• _THE PROBLEM_
Find the string "course" in the entries and copy each line that has it.

------------

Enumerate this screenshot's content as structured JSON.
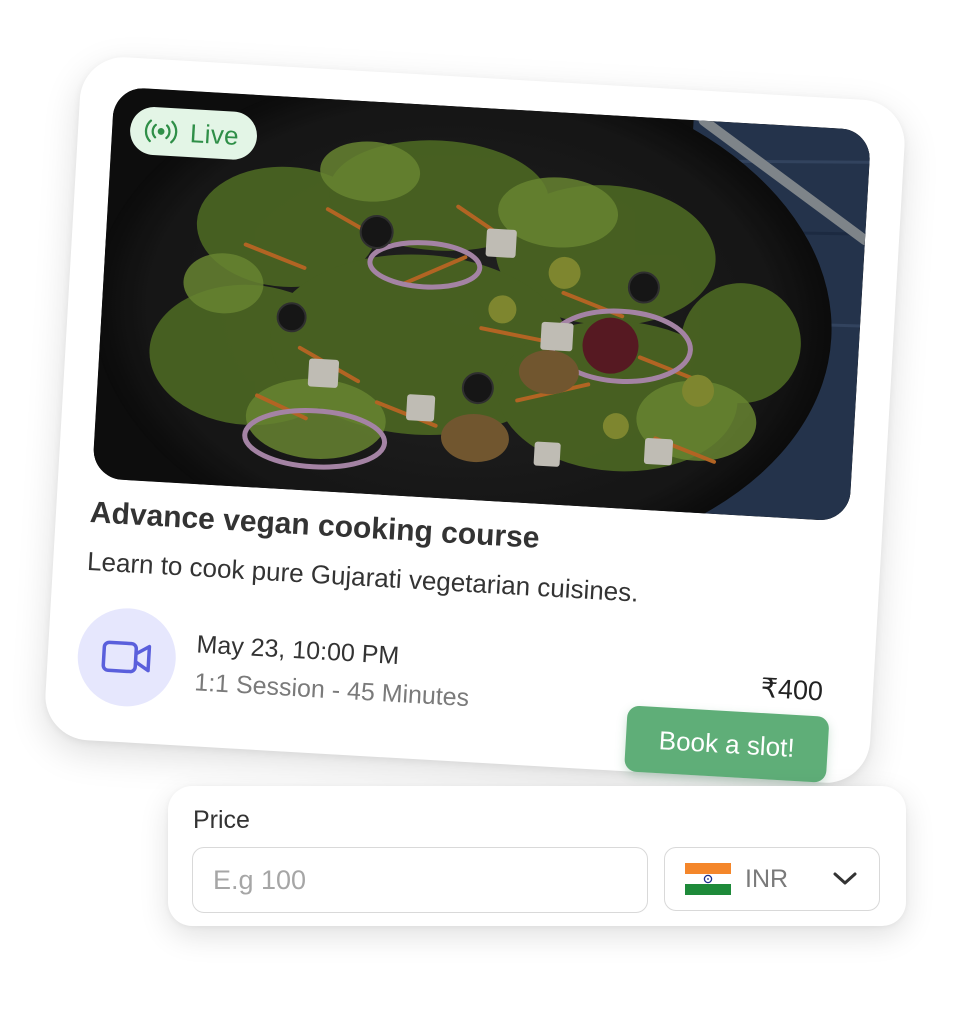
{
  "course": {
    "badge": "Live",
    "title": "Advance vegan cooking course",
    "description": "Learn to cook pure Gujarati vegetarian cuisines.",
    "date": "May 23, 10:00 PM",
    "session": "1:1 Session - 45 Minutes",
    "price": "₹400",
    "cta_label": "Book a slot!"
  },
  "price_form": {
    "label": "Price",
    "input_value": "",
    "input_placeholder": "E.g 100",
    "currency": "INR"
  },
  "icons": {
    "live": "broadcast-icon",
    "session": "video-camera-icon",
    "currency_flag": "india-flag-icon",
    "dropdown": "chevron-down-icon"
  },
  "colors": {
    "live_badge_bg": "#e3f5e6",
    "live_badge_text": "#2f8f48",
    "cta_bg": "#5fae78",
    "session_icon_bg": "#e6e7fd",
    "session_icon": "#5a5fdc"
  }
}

------------

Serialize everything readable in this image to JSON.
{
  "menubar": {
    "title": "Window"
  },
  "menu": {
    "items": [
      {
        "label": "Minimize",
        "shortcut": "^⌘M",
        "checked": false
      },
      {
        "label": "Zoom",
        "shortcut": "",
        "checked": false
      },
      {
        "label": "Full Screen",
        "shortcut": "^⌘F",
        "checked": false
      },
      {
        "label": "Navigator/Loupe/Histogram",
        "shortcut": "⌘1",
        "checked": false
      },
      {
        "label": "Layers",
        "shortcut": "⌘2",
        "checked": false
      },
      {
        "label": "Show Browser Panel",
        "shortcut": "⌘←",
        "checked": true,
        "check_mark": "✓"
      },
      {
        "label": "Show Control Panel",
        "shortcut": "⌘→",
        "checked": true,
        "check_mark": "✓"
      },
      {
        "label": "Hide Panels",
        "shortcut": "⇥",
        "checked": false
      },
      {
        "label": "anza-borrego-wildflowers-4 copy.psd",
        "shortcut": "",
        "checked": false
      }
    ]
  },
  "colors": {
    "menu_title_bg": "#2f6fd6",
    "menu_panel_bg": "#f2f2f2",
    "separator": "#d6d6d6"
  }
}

------------

• _RESULT_
  "course": {
    "title": "Advance vegan cooking course",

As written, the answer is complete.